WHAT IS NEEDED.
Return the entries below verbatim. Pictures stay out.

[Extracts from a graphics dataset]
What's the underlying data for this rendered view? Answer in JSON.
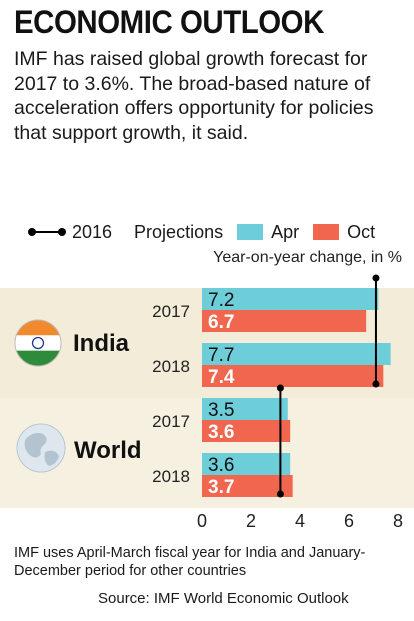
{
  "title": "ECONOMIC OUTLOOK",
  "description": "IMF has raised global growth forecast for 2017 to 3.6%. The broad-based nature of acceleration offers opportunity for policies that support growth, it said.",
  "legend": {
    "line_label": "2016",
    "projections_label": "Projections",
    "apr_label": "Apr",
    "oct_label": "Oct"
  },
  "unit_label": "Year-on-year change, in %",
  "colors": {
    "apr": "#6dcdd9",
    "oct": "#f0664f",
    "india_band": "#f3ecd9",
    "world_band": "#f6f0e0",
    "value_apr_text": "#111111",
    "value_oct_text": "#ffffff"
  },
  "chart_data": {
    "type": "bar",
    "orientation": "horizontal",
    "groups": [
      {
        "name": "India",
        "icon": "india-flag-icon",
        "rows": [
          {
            "year": "2017",
            "apr": 7.2,
            "oct": 6.7,
            "apr_label": "7.2",
            "oct_label": "6.7"
          },
          {
            "year": "2018",
            "apr": 7.7,
            "oct": 7.4,
            "apr_label": "7.7",
            "oct_label": "7.4"
          }
        ],
        "line_2016": 7.1
      },
      {
        "name": "World",
        "icon": "globe-icon",
        "rows": [
          {
            "year": "2017",
            "apr": 3.5,
            "oct": 3.6,
            "apr_label": "3.5",
            "oct_label": "3.6"
          },
          {
            "year": "2018",
            "apr": 3.6,
            "oct": 3.7,
            "apr_label": "3.6",
            "oct_label": "3.7"
          }
        ],
        "line_2016": 3.2
      }
    ],
    "series": [
      {
        "name": "Apr"
      },
      {
        "name": "Oct"
      }
    ],
    "xlim": [
      0,
      8
    ],
    "xticks": [
      "0",
      "2",
      "4",
      "6",
      "8"
    ],
    "grid": false,
    "legend_position": "top"
  },
  "footnote": "IMF uses April-March fiscal year for India and January-December period for other countries",
  "source": "Source: IMF World Economic Outlook"
}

EXERCISE RESULT.
What's the underlying data for this rendered view? Answer in JSON.
{
  "title": "ECONOMIC OUTLOOK",
  "description": "IMF has raised global growth forecast for 2017 to 3.6%. The broad-based nature of acceleration offers opportunity for policies that support growth, it said.",
  "legend": {
    "line_label": "2016",
    "projections_label": "Projections",
    "apr_label": "Apr",
    "oct_label": "Oct"
  },
  "unit_label": "Year-on-year change, in %",
  "colors": {
    "apr": "#6dcdd9",
    "oct": "#f0664f",
    "india_band": "#f3ecd9",
    "world_band": "#f6f0e0",
    "value_apr_text": "#111111",
    "value_oct_text": "#ffffff"
  },
  "chart_data": {
    "type": "bar",
    "orientation": "horizontal",
    "groups": [
      {
        "name": "India",
        "icon": "india-flag-icon",
        "rows": [
          {
            "year": "2017",
            "apr": 7.2,
            "oct": 6.7,
            "apr_label": "7.2",
            "oct_label": "6.7"
          },
          {
            "year": "2018",
            "apr": 7.7,
            "oct": 7.4,
            "apr_label": "7.7",
            "oct_label": "7.4"
          }
        ],
        "line_2016": 7.1
      },
      {
        "name": "World",
        "icon": "globe-icon",
        "rows": [
          {
            "year": "2017",
            "apr": 3.5,
            "oct": 3.6,
            "apr_label": "3.5",
            "oct_label": "3.6"
          },
          {
            "year": "2018",
            "apr": 3.6,
            "oct": 3.7,
            "apr_label": "3.6",
            "oct_label": "3.7"
          }
        ],
        "line_2016": 3.2
      }
    ],
    "series": [
      {
        "name": "Apr"
      },
      {
        "name": "Oct"
      }
    ],
    "xlim": [
      0,
      8
    ],
    "xticks": [
      "0",
      "2",
      "4",
      "6",
      "8"
    ],
    "grid": false,
    "legend_position": "top"
  },
  "footnote": "IMF uses April-March fiscal year for India and January-December period for other countries",
  "source": "Source: IMF World Economic Outlook"
}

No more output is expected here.